» Set exercise:
Transcribe the full listing below exactly.

— START Input rows —

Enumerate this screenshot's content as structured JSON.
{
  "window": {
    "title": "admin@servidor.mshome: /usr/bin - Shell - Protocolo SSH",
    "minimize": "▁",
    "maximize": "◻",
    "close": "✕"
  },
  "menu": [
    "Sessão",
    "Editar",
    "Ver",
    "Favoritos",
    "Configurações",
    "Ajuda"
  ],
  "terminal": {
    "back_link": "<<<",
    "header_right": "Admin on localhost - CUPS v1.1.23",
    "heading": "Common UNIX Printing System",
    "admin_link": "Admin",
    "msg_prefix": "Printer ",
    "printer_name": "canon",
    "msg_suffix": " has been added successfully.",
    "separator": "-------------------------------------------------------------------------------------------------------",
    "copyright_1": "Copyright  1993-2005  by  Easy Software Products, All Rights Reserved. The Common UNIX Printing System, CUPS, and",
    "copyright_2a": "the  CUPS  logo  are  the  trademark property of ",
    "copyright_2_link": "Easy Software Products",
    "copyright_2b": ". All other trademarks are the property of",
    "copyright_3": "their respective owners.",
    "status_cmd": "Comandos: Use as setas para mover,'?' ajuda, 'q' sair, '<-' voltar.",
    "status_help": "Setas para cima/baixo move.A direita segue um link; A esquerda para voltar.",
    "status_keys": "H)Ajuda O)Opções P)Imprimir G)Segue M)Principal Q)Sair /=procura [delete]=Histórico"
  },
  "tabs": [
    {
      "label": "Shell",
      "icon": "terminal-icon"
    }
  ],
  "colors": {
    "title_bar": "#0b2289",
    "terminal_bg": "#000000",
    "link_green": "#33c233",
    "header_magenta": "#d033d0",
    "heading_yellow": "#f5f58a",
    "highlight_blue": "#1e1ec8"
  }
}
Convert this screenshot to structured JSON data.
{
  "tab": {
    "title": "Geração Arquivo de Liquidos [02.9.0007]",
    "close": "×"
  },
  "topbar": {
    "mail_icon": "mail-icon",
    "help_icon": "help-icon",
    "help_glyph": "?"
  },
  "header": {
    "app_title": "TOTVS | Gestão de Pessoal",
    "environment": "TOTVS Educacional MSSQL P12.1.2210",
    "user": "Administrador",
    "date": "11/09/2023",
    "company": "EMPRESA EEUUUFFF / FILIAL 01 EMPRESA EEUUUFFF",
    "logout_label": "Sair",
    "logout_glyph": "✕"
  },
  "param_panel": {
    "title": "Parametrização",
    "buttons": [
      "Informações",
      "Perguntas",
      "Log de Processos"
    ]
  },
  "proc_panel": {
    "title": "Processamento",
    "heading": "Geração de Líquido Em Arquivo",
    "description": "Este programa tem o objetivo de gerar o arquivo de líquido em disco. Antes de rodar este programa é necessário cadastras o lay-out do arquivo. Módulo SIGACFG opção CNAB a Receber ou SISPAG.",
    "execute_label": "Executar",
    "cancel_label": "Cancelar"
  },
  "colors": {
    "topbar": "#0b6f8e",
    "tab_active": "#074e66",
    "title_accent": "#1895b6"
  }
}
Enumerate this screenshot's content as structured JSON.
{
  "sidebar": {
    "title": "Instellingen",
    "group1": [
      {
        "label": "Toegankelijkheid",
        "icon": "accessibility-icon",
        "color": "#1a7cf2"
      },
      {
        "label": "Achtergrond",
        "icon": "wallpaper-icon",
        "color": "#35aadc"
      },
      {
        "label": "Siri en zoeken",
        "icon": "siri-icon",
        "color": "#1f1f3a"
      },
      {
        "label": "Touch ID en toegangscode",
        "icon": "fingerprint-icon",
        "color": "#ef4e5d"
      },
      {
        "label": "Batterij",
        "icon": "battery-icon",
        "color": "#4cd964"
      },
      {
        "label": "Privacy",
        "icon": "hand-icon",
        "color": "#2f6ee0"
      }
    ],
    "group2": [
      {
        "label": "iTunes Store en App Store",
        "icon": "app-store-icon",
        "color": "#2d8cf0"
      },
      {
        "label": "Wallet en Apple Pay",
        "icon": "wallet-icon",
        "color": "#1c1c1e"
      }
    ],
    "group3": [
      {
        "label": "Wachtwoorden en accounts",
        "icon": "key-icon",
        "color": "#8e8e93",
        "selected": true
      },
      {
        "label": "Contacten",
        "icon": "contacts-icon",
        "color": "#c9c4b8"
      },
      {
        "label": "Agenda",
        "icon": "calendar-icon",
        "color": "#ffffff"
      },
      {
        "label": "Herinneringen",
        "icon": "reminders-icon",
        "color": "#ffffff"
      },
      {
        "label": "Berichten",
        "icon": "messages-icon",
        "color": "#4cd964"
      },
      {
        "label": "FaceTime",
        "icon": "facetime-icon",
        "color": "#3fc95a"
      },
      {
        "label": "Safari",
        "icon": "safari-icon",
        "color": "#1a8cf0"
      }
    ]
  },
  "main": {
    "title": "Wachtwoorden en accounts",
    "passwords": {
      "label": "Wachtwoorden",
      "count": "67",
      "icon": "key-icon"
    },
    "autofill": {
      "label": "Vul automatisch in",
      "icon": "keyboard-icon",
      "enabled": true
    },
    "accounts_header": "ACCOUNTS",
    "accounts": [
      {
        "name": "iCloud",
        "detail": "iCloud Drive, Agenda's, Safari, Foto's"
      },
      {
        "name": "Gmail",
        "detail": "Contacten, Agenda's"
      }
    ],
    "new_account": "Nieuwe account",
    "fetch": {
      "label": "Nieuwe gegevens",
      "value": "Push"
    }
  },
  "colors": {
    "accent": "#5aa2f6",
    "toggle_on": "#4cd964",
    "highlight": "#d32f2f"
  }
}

— END Input rows —

» Written answer:
Enumerate this screenshot's content as structured JSON.
{
  "window": {
    "title": "admin@servidor.mshome: /usr/bin - Shell - Protocolo SSH",
    "minimize": "▁",
    "maximize": "◻",
    "close": "✕"
  },
  "menu": [
    "Sessão",
    "Editar",
    "Ver",
    "Favoritos",
    "Configurações",
    "Ajuda"
  ],
  "terminal": {
    "back_link": "<<<",
    "header_right": "Admin on localhost - CUPS v1.1.23",
    "heading": "Common UNIX Printing System",
    "admin_link": "Admin",
    "msg_prefix": "Printer ",
    "printer_name": "canon",
    "msg_suffix": " has been added successfully.",
    "separator": "-------------------------------------------------------------------------------------------------------",
    "copyright_1": "Copyright  1993-2005  by  Easy Software Products, All Rights Reserved. The Common UNIX Printing System, CUPS, and",
    "copyright_2a": "the  CUPS  logo  are  the  trademark property of ",
    "copyright_2_link": "Easy Software Products",
    "copyright_2b": ". All other trademarks are the property of",
    "copyright_3": "their respective owners.",
    "status_cmd": "Comandos: Use as setas para mover,'?' ajuda, 'q' sair, '<-' voltar.",
    "status_help": "Setas para cima/baixo move.A direita segue um link; A esquerda para voltar.",
    "status_keys": "H)Ajuda O)Opções P)Imprimir G)Segue M)Principal Q)Sair /=procura [delete]=Histórico"
  },
  "tabs": [
    {
      "label": "Shell",
      "icon": "terminal-icon"
    }
  ],
  "colors": {
    "title_bar": "#0b2289",
    "terminal_bg": "#000000",
    "link_green": "#33c233",
    "header_magenta": "#d033d0",
    "heading_yellow": "#f5f58a",
    "highlight_blue": "#1e1ec8"
  }
}
Convert this screenshot to structured JSON data.
{
  "tab": {
    "title": "Geração Arquivo de Liquidos [02.9.0007]",
    "close": "×"
  },
  "topbar": {
    "mail_icon": "mail-icon",
    "help_icon": "help-icon",
    "help_glyph": "?"
  },
  "header": {
    "app_title": "TOTVS | Gestão de Pessoal",
    "environment": "TOTVS Educacional MSSQL P12.1.2210",
    "user": "Administrador",
    "date": "11/09/2023",
    "company": "EMPRESA EEUUUFFF / FILIAL 01 EMPRESA EEUUUFFF",
    "logout_label": "Sair",
    "logout_glyph": "✕"
  },
  "param_panel": {
    "title": "Parametrização",
    "buttons": [
      "Informações",
      "Perguntas",
      "Log de Processos"
    ]
  },
  "proc_panel": {
    "title": "Processamento",
    "heading": "Geração de Líquido Em Arquivo",
    "description": "Este programa tem o objetivo de gerar o arquivo de líquido em disco. Antes de rodar este programa é necessário cadastras o lay-out do arquivo. Módulo SIGACFG opção CNAB a Receber ou SISPAG.",
    "execute_label": "Executar",
    "cancel_label": "Cancelar"
  },
  "colors": {
    "topbar": "#0b6f8e",
    "tab_active": "#074e66",
    "title_accent": "#1895b6"
  }
}
Enumerate this screenshot's content as structured JSON.
{
  "sidebar": {
    "title": "Instellingen",
    "group1": [
      {
        "label": "Toegankelijkheid",
        "icon": "accessibility-icon",
        "color": "#1a7cf2"
      },
      {
        "label": "Achtergrond",
        "icon": "wallpaper-icon",
        "color": "#35aadc"
      },
      {
        "label": "Siri en zoeken",
        "icon": "siri-icon",
        "color": "#1f1f3a"
      },
      {
        "label": "Touch ID en toegangscode",
        "icon": "fingerprint-icon",
        "color": "#ef4e5d"
      },
      {
        "label": "Batterij",
        "icon": "battery-icon",
        "color": "#4cd964"
      },
      {
        "label": "Privacy",
        "icon": "hand-icon",
        "color": "#2f6ee0"
      }
    ],
    "group2": [
      {
        "label": "iTunes Store en App Store",
        "icon": "app-store-icon",
        "color": "#2d8cf0"
      },
      {
        "label": "Wallet en Apple Pay",
        "icon": "wallet-icon",
        "color": "#1c1c1e"
      }
    ],
    "group3": [
      {
        "label": "Wachtwoorden en accounts",
        "icon": "key-icon",
        "color": "#8e8e93",
        "selected": true
      },
      {
        "label": "Contacten",
        "icon": "contacts-icon",
        "color": "#c9c4b8"
      },
      {
        "label": "Agenda",
        "icon": "calendar-icon",
        "color": "#ffffff"
      },
      {
        "label": "Herinneringen",
        "icon": "reminders-icon",
        "color": "#ffffff"
      },
      {
        "label": "Berichten",
        "icon": "messages-icon",
        "color": "#4cd964"
      },
      {
        "label": "FaceTime",
        "icon": "facetime-icon",
        "color": "#3fc95a"
      },
      {
        "label": "Safari",
        "icon": "safari-icon",
        "color": "#1a8cf0"
      }
    ]
  },
  "main": {
    "title": "Wachtwoorden en accounts",
    "passwords": {
      "label": "Wachtwoorden",
      "count": "67",
      "icon": "key-icon"
    },
    "autofill": {
      "label": "Vul automatisch in",
      "icon": "keyboard-icon",
      "enabled": true
    },
    "accounts_header": "ACCOUNTS",
    "accounts": [
      {
        "name": "iCloud",
        "detail": "iCloud Drive, Agenda's, Safari, Foto's"
      },
      {
        "name": "Gmail",
        "detail": "Contacten, Agenda's"
      }
    ],
    "new_account": "Nieuwe account",
    "fetch": {
      "label": "Nieuwe gegevens",
      "value": "Push"
    }
  },
  "colors": {
    "accent": "#5aa2f6",
    "toggle_on": "#4cd964",
    "highlight": "#d32f2f"
  }
}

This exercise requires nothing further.